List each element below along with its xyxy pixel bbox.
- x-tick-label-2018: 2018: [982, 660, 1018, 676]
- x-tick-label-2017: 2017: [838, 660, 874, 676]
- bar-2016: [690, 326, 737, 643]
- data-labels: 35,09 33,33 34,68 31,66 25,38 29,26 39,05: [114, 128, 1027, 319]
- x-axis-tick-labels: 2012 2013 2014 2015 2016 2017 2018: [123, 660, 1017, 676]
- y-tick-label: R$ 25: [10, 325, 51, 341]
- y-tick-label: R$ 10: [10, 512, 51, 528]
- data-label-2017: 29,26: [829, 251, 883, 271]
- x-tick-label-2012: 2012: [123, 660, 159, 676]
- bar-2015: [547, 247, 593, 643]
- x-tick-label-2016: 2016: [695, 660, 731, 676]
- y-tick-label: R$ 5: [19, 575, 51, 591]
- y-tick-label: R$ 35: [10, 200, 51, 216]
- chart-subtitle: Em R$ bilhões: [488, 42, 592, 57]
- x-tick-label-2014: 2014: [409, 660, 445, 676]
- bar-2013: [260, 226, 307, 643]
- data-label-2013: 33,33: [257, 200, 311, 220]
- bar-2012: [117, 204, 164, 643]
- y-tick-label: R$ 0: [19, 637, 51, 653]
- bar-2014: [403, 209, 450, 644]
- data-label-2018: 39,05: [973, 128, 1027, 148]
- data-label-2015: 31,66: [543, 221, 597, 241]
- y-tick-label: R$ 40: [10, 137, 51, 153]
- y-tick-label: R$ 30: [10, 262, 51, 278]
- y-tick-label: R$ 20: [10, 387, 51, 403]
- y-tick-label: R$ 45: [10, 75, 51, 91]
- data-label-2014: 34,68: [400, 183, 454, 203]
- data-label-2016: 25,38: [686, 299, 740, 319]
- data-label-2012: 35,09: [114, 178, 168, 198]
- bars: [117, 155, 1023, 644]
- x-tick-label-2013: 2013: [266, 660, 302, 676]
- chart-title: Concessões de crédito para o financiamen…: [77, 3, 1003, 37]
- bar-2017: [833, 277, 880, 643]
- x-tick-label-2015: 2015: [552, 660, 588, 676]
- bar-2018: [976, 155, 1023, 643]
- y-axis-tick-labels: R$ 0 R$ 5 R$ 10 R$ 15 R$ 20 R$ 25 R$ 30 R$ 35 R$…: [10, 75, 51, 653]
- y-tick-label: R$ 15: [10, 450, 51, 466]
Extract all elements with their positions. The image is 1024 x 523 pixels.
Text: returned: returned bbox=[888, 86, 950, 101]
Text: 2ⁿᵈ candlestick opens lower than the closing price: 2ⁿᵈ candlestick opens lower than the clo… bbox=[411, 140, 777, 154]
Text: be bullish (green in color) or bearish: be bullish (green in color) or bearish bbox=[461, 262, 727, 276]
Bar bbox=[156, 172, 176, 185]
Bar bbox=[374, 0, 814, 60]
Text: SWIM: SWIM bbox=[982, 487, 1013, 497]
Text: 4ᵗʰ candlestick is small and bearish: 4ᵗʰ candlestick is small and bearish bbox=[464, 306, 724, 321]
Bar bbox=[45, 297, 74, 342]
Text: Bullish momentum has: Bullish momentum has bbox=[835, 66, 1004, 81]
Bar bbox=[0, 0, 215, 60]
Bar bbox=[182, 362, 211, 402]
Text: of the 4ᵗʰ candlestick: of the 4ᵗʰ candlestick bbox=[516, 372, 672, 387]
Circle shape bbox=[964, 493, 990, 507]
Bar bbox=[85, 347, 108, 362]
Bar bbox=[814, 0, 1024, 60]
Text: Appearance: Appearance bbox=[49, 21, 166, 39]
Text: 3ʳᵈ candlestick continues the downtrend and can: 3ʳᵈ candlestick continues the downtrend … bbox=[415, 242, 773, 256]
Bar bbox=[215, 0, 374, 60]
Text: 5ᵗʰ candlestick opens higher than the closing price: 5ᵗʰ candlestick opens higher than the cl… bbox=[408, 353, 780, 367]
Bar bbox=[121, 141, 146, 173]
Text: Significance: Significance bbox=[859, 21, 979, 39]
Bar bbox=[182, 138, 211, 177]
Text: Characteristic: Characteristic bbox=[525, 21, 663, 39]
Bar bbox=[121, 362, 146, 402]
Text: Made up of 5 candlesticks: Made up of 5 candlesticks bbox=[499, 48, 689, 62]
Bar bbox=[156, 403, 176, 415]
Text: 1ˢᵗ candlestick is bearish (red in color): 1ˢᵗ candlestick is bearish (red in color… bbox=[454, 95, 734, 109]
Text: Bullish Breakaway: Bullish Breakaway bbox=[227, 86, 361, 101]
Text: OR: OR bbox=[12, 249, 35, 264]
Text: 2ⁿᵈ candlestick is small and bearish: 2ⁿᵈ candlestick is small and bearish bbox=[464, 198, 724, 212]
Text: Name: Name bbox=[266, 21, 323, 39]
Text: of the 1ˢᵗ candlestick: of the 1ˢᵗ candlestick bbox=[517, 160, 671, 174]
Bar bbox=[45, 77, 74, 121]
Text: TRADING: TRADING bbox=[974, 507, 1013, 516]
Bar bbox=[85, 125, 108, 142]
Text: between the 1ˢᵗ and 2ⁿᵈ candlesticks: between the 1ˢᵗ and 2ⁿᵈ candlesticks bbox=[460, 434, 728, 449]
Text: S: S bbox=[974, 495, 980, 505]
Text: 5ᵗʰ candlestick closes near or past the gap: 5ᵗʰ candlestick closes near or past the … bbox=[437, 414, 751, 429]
------------------------------------------------------------------------
◆ CONSEGNA:
Per favore, riscrivi i dati dall'inizio fino alla riga con "- data-labels: 35,09", inclusa, mettendo "colonna-2016" al posto di "bar-2016" e lasciando invariato tutto il resto.

◆ SOLUZIONE:
List each element below along with its xyxy pixel bbox.
- x-tick-label-2018: 2018: [982, 660, 1018, 676]
- x-tick-label-2017: 2017: [838, 660, 874, 676]
- colonna-2016: [690, 326, 737, 643]
- data-labels: 35,09 33,33 34,68 31,66 25,38 29,26 39,05: [114, 128, 1027, 319]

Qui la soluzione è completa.